Repeat all of the data precisely.

**** Working data ****

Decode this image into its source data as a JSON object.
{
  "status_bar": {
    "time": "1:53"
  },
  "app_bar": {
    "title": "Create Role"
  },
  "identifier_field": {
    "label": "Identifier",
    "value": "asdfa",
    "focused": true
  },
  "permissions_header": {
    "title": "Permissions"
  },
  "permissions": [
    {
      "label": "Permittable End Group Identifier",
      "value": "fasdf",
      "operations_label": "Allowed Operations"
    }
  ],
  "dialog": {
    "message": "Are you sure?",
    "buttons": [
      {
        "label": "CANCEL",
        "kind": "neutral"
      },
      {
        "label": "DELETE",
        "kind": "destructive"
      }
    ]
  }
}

****

§ Solution
Decode this image into its source data as a JSON object.
{
  "status_bar": {
    "time": "1:53"
  },
  "app_bar": {
    "title": "Create Role"
  },
  "identifier_field": {
    "label": "Identifier",
    "value": "asdfa",
    "focused": true
  },
  "permissions_header": {
    "title": "Permissions"
  },
  "permissions": [
    {
      "label": "Permittable End Group Identifier",
      "value": "fasdf",
      "operations_label": "Allowed Operations"
    }
  ],
  "dialog": {
    "message": "Are you sure?",
    "buttons": [
      {
        "label": "CANCEL",
        "kind": "neutral"
      },
      {
        "label": "DELETE",
        "kind": "destructive"
      }
    ]
  }
}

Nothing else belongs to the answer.